SUPPLIED DATA:
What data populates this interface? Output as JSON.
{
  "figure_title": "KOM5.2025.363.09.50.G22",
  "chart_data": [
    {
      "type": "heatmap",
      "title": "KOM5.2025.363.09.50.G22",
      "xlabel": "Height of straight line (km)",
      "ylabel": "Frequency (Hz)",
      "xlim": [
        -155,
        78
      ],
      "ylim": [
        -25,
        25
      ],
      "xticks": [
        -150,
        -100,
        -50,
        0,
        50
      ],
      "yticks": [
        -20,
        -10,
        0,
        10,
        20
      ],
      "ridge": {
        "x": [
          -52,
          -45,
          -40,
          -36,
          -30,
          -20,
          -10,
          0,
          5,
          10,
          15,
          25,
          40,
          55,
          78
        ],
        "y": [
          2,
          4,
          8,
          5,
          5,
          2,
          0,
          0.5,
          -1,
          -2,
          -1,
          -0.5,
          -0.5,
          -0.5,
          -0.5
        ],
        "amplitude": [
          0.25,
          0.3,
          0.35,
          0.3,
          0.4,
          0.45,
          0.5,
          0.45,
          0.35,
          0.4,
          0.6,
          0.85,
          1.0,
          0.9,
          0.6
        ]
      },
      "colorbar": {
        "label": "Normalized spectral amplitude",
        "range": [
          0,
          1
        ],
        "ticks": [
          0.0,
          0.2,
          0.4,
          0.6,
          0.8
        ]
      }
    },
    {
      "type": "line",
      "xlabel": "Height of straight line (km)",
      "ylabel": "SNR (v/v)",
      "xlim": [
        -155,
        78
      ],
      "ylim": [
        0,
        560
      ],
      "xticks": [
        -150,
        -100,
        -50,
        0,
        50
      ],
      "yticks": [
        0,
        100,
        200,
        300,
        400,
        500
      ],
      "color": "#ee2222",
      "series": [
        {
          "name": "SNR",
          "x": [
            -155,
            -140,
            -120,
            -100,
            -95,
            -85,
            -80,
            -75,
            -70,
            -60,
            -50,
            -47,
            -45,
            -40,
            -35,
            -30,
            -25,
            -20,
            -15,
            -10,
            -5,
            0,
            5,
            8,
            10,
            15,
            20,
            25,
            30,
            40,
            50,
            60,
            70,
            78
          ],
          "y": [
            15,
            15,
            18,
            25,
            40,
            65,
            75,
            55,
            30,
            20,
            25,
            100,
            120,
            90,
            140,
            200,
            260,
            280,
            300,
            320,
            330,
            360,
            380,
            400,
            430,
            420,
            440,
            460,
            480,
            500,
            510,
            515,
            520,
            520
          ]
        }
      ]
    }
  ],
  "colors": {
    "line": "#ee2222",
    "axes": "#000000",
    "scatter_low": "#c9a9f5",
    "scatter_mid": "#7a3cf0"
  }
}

WHAT IS BEING ASKED: Reproduce the complete data exactly as presented above.

ANSWER TO THIS PROBLEM:
What data populates this interface? Output as JSON.
{
  "figure_title": "KOM5.2025.363.09.50.G22",
  "chart_data": [
    {
      "type": "heatmap",
      "title": "KOM5.2025.363.09.50.G22",
      "xlabel": "Height of straight line (km)",
      "ylabel": "Frequency (Hz)",
      "xlim": [
        -155,
        78
      ],
      "ylim": [
        -25,
        25
      ],
      "xticks": [
        -150,
        -100,
        -50,
        0,
        50
      ],
      "yticks": [
        -20,
        -10,
        0,
        10,
        20
      ],
      "ridge": {
        "x": [
          -52,
          -45,
          -40,
          -36,
          -30,
          -20,
          -10,
          0,
          5,
          10,
          15,
          25,
          40,
          55,
          78
        ],
        "y": [
          2,
          4,
          8,
          5,
          5,
          2,
          0,
          0.5,
          -1,
          -2,
          -1,
          -0.5,
          -0.5,
          -0.5,
          -0.5
        ],
        "amplitude": [
          0.25,
          0.3,
          0.35,
          0.3,
          0.4,
          0.45,
          0.5,
          0.45,
          0.35,
          0.4,
          0.6,
          0.85,
          1.0,
          0.9,
          0.6
        ]
      },
      "colorbar": {
        "label": "Normalized spectral amplitude",
        "range": [
          0,
          1
        ],
        "ticks": [
          0.0,
          0.2,
          0.4,
          0.6,
          0.8
        ]
      }
    },
    {
      "type": "line",
      "xlabel": "Height of straight line (km)",
      "ylabel": "SNR (v/v)",
      "xlim": [
        -155,
        78
      ],
      "ylim": [
        0,
        560
      ],
      "xticks": [
        -150,
        -100,
        -50,
        0,
        50
      ],
      "yticks": [
        0,
        100,
        200,
        300,
        400,
        500
      ],
      "color": "#ee2222",
      "series": [
        {
          "name": "SNR",
          "x": [
            -155,
            -140,
            -120,
            -100,
            -95,
            -85,
            -80,
            -75,
            -70,
            -60,
            -50,
            -47,
            -45,
            -40,
            -35,
            -30,
            -25,
            -20,
            -15,
            -10,
            -5,
            0,
            5,
            8,
            10,
            15,
            20,
            25,
            30,
            40,
            50,
            60,
            70,
            78
          ],
          "y": [
            15,
            15,
            18,
            25,
            40,
            65,
            75,
            55,
            30,
            20,
            25,
            100,
            120,
            90,
            140,
            200,
            260,
            280,
            300,
            320,
            330,
            360,
            380,
            400,
            430,
            420,
            440,
            460,
            480,
            500,
            510,
            515,
            520,
            520
          ]
        }
      ]
    }
  ],
  "colors": {
    "line": "#ee2222",
    "axes": "#000000",
    "scatter_low": "#c9a9f5",
    "scatter_mid": "#7a3cf0"
  }
}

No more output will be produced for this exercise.